- _What to do_: Filter the data for lines with the word "title", then copy every line so identified.

- _Items from a dataset_:
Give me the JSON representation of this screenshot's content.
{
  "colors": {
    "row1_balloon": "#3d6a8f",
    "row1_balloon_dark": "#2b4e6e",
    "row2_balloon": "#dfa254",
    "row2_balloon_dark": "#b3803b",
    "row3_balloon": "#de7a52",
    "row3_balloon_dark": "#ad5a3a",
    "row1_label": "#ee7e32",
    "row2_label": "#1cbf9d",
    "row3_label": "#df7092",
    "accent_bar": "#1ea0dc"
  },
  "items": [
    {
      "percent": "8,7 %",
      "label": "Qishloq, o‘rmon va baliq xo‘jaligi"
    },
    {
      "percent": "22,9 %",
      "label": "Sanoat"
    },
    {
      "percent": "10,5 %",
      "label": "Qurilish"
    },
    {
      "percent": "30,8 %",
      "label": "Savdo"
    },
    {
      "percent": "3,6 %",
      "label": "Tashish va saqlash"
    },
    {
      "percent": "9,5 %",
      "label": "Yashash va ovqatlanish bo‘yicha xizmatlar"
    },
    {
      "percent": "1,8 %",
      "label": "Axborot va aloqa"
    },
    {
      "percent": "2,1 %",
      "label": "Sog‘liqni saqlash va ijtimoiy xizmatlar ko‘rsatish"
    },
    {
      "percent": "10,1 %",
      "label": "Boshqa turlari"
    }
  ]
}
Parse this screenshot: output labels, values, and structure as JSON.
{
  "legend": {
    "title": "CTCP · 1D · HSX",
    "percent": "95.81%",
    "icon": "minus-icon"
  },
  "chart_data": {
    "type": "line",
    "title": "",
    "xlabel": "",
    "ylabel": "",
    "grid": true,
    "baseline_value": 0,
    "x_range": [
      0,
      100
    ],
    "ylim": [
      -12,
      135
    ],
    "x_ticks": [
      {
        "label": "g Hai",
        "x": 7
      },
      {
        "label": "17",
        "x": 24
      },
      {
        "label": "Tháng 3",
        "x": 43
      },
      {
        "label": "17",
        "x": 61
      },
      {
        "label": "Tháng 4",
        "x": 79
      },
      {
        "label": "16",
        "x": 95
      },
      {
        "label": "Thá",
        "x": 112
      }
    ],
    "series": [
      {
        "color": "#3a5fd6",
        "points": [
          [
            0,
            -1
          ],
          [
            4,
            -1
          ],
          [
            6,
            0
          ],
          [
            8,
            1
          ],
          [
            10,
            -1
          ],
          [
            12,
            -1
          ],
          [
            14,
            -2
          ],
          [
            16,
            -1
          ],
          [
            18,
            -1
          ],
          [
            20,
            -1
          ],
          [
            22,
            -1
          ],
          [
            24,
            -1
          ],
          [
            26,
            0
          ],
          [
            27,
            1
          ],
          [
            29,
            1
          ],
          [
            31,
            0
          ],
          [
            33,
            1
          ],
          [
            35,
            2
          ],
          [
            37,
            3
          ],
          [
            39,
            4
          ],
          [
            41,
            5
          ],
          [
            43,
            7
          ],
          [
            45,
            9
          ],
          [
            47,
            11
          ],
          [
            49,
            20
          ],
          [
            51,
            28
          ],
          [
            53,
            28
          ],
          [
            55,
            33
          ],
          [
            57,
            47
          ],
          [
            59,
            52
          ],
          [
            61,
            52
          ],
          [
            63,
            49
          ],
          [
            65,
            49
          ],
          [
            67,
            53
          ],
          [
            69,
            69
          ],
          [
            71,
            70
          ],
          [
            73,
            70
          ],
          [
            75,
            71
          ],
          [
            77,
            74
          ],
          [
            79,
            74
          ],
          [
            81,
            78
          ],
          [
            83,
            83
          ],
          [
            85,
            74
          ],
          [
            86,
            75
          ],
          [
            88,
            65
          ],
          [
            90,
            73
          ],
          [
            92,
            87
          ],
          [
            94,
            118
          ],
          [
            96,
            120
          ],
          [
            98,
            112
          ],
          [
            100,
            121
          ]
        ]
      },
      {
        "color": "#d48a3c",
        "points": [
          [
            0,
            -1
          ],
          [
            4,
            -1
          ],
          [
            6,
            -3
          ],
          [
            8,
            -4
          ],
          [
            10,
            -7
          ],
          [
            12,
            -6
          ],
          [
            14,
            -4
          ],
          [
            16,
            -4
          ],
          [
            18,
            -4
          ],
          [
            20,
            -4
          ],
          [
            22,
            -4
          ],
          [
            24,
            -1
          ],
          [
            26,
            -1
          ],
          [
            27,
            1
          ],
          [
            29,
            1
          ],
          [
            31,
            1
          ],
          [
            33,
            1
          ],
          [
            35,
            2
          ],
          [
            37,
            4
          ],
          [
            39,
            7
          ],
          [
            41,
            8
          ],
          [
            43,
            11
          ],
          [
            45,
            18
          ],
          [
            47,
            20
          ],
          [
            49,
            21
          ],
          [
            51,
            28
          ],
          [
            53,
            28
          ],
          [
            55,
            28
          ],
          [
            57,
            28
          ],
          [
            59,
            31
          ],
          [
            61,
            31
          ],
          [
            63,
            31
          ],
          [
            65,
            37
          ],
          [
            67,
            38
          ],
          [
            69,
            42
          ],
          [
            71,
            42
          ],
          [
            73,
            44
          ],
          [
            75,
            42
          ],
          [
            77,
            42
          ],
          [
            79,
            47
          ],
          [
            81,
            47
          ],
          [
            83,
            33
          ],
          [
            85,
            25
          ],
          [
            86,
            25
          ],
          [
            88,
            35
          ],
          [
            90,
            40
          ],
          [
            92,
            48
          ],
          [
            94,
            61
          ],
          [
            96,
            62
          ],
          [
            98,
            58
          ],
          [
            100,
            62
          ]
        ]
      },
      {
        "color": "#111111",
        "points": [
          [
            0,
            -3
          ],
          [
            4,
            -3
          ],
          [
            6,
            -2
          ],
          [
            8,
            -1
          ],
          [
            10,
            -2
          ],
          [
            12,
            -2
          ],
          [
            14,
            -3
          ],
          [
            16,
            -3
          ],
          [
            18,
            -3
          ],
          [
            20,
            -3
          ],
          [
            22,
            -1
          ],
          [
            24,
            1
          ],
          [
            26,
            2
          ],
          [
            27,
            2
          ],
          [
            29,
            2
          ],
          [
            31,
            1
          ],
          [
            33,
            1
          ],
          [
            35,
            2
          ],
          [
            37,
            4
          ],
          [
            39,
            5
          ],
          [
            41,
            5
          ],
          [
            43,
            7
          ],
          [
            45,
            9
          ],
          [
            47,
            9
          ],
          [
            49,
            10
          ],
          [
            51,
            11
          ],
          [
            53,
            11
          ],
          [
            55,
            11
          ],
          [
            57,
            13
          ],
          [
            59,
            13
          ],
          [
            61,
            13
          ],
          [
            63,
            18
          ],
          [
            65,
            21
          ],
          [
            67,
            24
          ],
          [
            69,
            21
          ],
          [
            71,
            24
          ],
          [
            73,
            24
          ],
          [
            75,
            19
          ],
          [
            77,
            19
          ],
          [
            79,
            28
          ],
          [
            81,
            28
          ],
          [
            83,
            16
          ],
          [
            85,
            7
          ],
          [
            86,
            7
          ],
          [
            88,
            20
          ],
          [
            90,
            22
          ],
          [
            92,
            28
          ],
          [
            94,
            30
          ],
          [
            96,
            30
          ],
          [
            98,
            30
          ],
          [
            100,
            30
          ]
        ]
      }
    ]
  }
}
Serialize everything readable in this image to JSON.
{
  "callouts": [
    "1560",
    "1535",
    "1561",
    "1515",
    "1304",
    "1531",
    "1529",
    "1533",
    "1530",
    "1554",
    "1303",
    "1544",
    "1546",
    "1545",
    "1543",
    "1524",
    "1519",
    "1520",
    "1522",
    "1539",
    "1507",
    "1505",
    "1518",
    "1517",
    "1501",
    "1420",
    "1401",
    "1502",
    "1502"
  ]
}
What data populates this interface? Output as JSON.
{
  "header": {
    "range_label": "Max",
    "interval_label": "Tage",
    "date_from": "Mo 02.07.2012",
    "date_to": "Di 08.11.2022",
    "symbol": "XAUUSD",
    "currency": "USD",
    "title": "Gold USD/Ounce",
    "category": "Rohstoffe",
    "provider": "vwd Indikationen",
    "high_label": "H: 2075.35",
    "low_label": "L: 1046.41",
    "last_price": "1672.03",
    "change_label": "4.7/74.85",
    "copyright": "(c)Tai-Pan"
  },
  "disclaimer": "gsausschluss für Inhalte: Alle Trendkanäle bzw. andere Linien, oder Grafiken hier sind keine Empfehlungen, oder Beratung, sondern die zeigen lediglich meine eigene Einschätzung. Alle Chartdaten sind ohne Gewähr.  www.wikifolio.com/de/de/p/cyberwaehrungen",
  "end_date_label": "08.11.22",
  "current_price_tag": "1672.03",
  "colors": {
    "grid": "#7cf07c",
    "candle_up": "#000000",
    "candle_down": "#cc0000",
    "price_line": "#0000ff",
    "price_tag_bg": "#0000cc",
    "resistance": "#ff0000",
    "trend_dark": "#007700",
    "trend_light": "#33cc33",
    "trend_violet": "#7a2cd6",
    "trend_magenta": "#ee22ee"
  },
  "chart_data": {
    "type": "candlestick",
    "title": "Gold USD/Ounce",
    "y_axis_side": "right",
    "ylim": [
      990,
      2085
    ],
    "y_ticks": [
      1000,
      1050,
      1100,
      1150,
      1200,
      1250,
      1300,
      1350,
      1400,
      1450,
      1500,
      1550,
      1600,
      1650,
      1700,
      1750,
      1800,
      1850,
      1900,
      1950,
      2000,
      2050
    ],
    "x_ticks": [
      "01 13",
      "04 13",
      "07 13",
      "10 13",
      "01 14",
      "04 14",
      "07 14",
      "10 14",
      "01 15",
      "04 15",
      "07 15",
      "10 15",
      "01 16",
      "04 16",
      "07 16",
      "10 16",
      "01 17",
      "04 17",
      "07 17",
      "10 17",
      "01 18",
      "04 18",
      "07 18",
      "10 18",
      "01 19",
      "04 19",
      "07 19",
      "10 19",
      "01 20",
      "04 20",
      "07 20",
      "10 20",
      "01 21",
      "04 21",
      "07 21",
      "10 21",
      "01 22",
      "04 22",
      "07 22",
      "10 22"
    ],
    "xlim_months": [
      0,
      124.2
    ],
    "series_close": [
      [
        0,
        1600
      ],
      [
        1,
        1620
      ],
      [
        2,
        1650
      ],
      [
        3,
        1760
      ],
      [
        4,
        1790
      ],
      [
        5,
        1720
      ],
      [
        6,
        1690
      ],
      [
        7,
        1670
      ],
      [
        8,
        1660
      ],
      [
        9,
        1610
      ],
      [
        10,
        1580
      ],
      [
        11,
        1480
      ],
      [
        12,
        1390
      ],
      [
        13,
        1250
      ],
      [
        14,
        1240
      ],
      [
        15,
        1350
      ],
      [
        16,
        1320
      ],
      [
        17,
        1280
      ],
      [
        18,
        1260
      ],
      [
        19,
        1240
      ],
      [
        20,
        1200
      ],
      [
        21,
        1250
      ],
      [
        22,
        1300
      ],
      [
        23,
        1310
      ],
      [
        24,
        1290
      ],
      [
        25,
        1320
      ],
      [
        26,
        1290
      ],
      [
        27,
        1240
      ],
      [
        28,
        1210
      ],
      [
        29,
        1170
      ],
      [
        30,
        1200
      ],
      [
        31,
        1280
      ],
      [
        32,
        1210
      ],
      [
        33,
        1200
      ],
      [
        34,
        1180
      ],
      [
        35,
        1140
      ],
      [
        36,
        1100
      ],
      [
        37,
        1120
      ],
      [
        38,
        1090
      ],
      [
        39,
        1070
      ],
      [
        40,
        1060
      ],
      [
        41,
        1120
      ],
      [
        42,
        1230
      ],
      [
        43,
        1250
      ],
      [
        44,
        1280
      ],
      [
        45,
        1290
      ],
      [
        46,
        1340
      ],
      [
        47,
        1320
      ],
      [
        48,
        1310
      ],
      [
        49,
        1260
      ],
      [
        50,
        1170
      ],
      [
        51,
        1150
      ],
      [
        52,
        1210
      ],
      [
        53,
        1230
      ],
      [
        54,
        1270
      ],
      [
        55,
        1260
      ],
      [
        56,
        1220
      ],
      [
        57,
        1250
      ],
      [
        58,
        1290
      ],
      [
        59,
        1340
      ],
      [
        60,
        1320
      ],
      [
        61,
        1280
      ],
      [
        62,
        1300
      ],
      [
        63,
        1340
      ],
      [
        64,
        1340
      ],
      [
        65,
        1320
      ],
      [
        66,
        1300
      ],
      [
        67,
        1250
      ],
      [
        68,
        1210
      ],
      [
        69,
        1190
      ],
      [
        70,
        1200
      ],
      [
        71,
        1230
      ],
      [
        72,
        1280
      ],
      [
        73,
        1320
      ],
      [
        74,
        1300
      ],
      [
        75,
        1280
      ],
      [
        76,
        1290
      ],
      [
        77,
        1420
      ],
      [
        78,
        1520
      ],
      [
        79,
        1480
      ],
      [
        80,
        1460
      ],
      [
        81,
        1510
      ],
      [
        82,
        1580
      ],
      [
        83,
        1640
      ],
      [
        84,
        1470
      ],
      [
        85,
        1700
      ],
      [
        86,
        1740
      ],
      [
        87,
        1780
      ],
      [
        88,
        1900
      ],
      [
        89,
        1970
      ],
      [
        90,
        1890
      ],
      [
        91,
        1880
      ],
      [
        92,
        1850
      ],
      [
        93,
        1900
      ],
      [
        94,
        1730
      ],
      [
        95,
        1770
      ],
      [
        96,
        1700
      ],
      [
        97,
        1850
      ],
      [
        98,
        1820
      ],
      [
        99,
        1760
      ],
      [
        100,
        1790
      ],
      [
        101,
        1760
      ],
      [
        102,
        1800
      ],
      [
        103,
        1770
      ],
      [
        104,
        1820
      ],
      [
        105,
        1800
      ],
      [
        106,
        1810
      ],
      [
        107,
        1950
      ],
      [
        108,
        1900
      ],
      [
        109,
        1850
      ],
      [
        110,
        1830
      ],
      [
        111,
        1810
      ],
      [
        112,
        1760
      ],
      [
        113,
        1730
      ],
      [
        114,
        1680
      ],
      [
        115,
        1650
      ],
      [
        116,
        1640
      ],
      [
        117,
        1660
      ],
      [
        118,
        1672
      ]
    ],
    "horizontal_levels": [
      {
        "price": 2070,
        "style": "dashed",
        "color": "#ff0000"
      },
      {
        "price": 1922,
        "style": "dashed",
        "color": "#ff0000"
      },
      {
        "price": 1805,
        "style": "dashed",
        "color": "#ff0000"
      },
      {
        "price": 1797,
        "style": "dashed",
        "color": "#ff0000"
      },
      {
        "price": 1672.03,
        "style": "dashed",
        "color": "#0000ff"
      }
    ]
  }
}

- _Solution below_:
    "title": "CTCP · 1D · HSX",
    "title": "",
    "title": "Gold USD/Ounce",
    "title": "Gold USD/Ounce",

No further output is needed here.